*Source material*:
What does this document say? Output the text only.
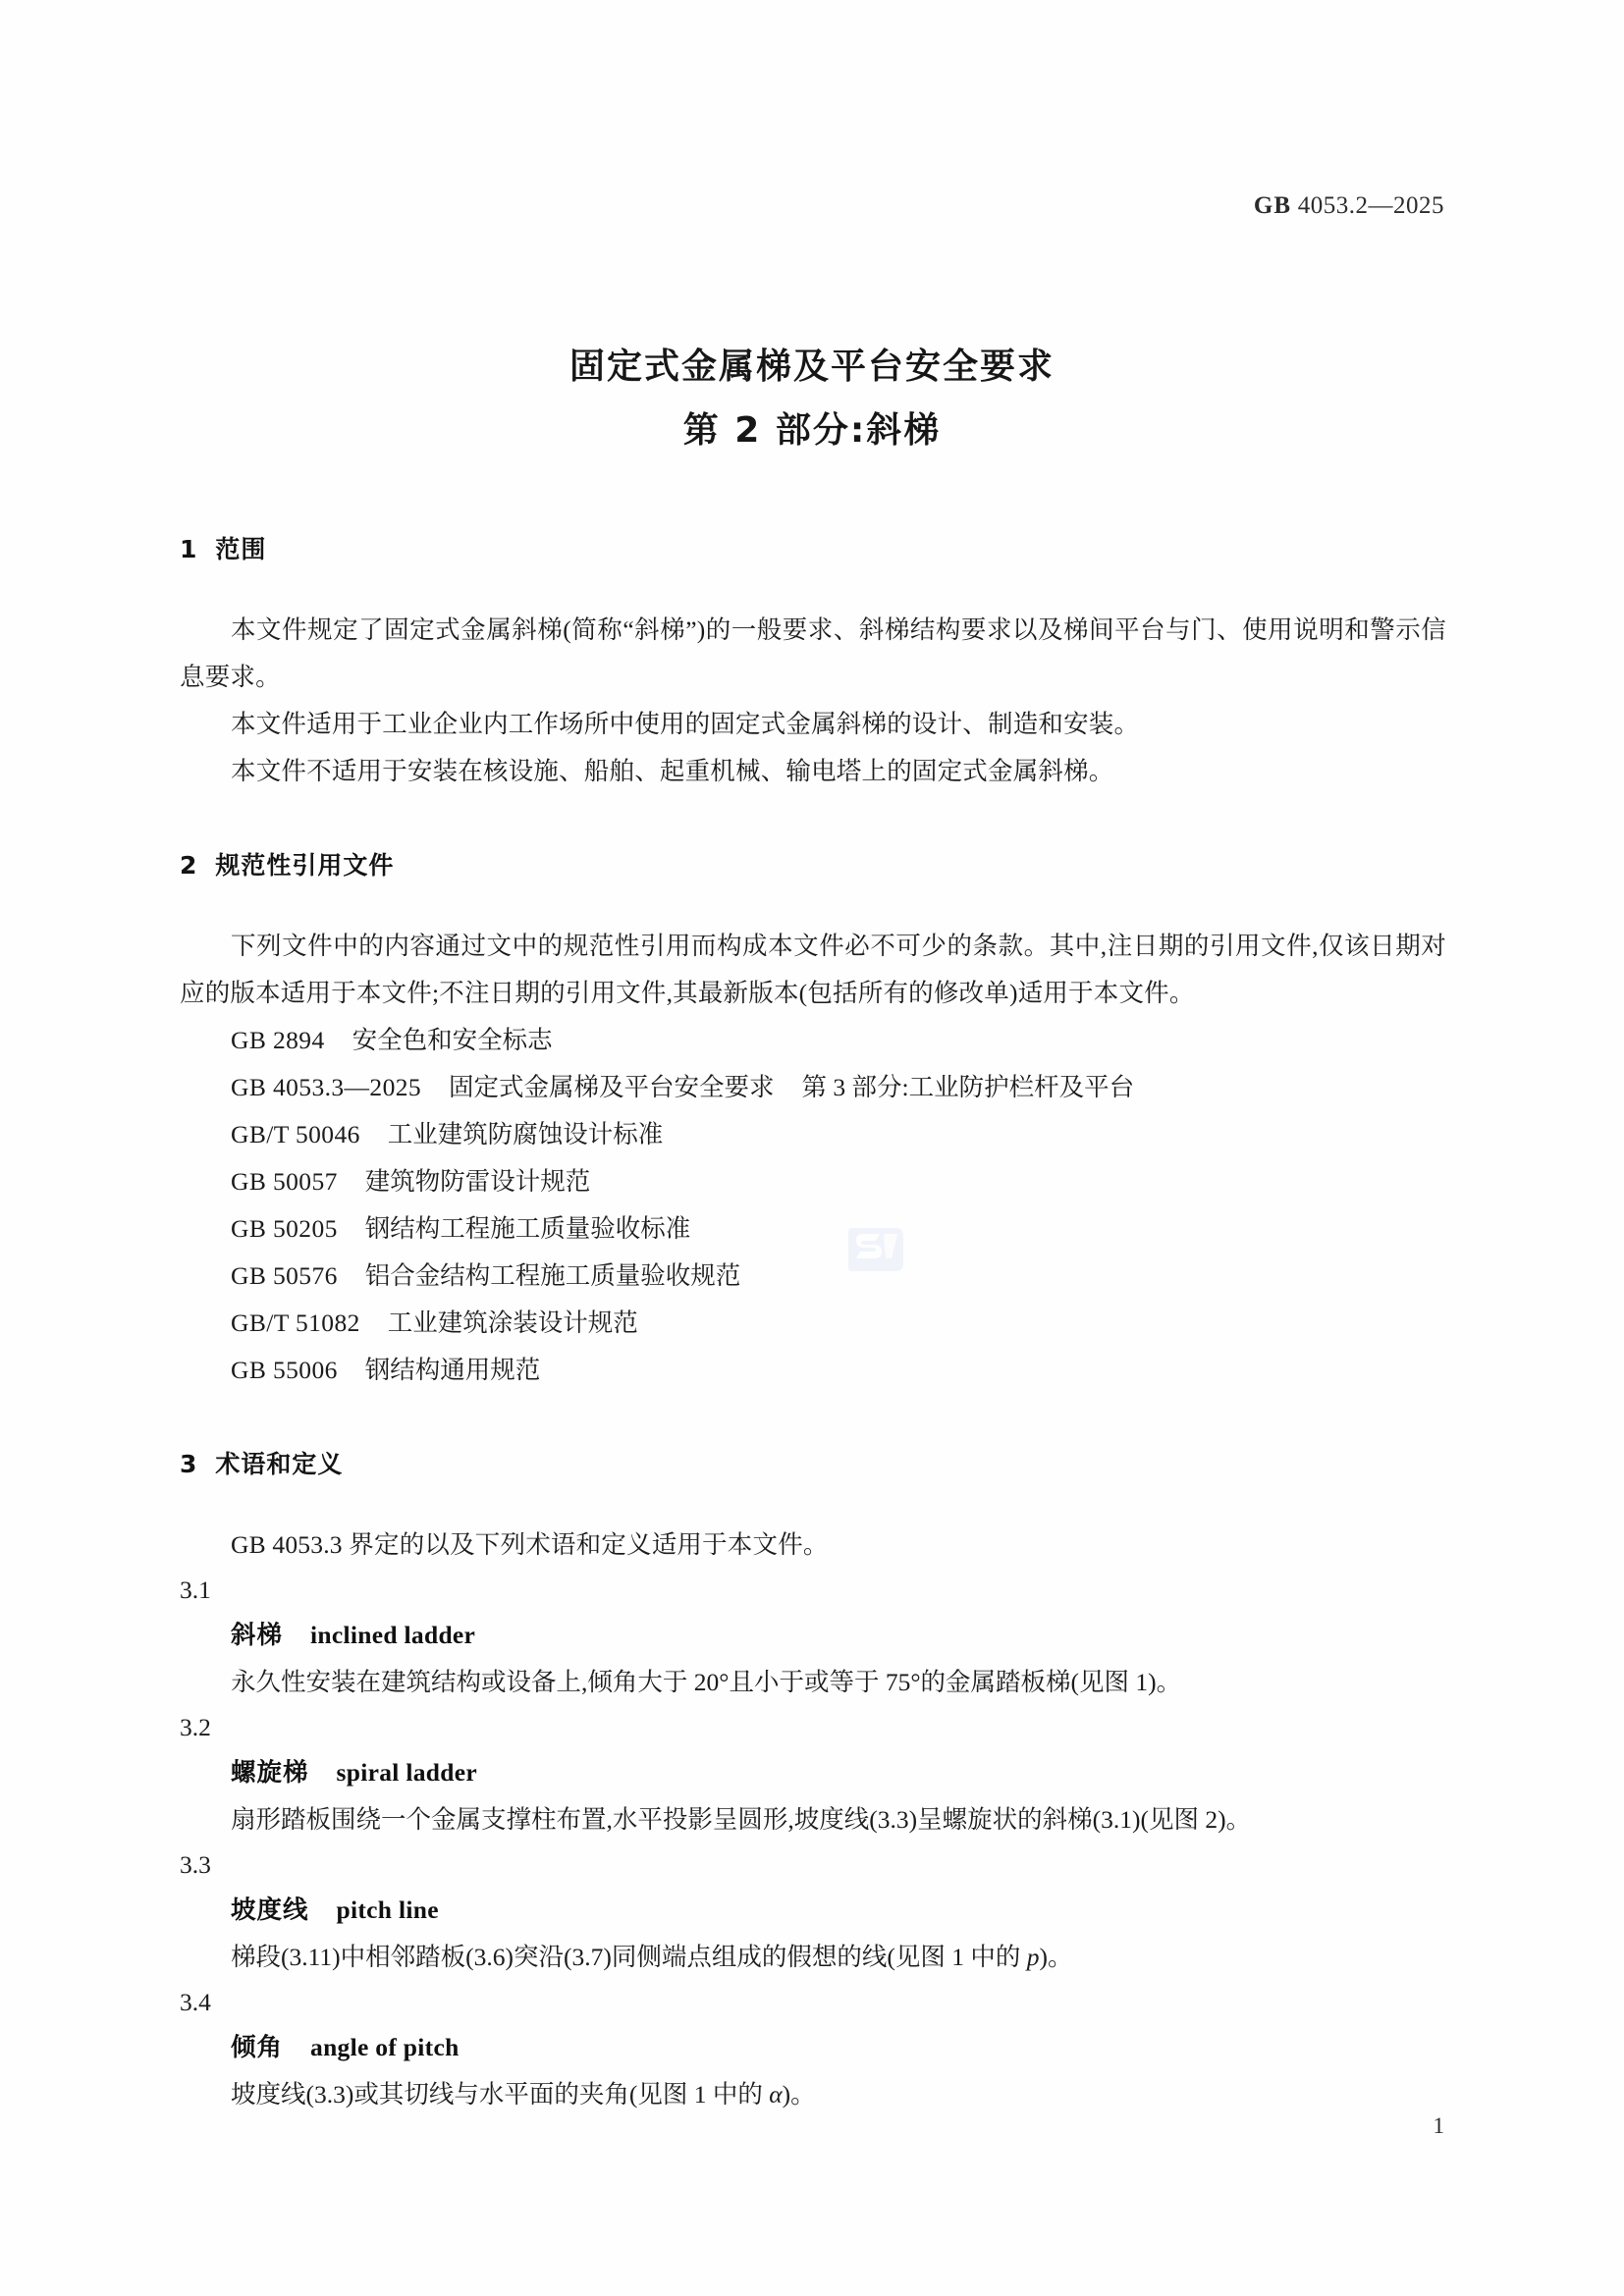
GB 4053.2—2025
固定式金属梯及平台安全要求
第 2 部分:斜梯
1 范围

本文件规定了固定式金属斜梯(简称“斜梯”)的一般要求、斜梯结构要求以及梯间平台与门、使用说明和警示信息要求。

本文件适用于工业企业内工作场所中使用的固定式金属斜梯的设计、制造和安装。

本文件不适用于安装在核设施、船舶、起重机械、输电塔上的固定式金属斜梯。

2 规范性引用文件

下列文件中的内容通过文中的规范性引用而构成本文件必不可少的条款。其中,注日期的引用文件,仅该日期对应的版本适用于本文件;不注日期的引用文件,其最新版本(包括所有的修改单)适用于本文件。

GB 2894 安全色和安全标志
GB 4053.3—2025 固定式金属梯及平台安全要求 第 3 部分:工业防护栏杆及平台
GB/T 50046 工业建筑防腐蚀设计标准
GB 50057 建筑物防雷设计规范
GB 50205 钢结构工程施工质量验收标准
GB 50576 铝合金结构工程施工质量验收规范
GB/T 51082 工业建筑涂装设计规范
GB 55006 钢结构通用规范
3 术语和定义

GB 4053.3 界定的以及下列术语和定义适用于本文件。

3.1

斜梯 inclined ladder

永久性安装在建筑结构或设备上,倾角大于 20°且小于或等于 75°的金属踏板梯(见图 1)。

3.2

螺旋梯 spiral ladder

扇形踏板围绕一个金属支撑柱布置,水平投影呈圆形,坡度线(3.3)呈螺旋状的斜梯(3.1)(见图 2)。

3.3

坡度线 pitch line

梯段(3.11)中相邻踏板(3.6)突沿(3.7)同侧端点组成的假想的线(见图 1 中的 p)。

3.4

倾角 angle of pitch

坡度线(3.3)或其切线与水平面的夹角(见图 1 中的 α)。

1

*Task requirements*: Pictures appear in the records above. Output everything except them, exactly.

*Response to this task*:
What does this document say? Output the text only.
GB 4053.2—2025
固定式金属梯及平台安全要求
第 2 部分:斜梯
1 范围

本文件规定了固定式金属斜梯(简称“斜梯”)的一般要求、斜梯结构要求以及梯间平台与门、使用说明和警示信息要求。

本文件适用于工业企业内工作场所中使用的固定式金属斜梯的设计、制造和安装。

本文件不适用于安装在核设施、船舶、起重机械、输电塔上的固定式金属斜梯。

2 规范性引用文件

下列文件中的内容通过文中的规范性引用而构成本文件必不可少的条款。其中,注日期的引用文件,仅该日期对应的版本适用于本文件;不注日期的引用文件,其最新版本(包括所有的修改单)适用于本文件。

GB 2894 安全色和安全标志
GB 4053.3—2025 固定式金属梯及平台安全要求 第 3 部分:工业防护栏杆及平台
GB/T 50046 工业建筑防腐蚀设计标准
GB 50057 建筑物防雷设计规范
GB 50205 钢结构工程施工质量验收标准
GB 50576 铝合金结构工程施工质量验收规范
GB/T 51082 工业建筑涂装设计规范
GB 55006 钢结构通用规范
3 术语和定义

GB 4053.3 界定的以及下列术语和定义适用于本文件。

3.1

斜梯 inclined ladder

永久性安装在建筑结构或设备上,倾角大于 20°且小于或等于 75°的金属踏板梯(见图 1)。

3.2

螺旋梯 spiral ladder

扇形踏板围绕一个金属支撑柱布置,水平投影呈圆形,坡度线(3.3)呈螺旋状的斜梯(3.1)(见图 2)。

3.3

坡度线 pitch line

梯段(3.11)中相邻踏板(3.6)突沿(3.7)同侧端点组成的假想的线(见图 1 中的 p)。

3.4

倾角 angle of pitch

坡度线(3.3)或其切线与水平面的夹角(见图 1 中的 α)。

1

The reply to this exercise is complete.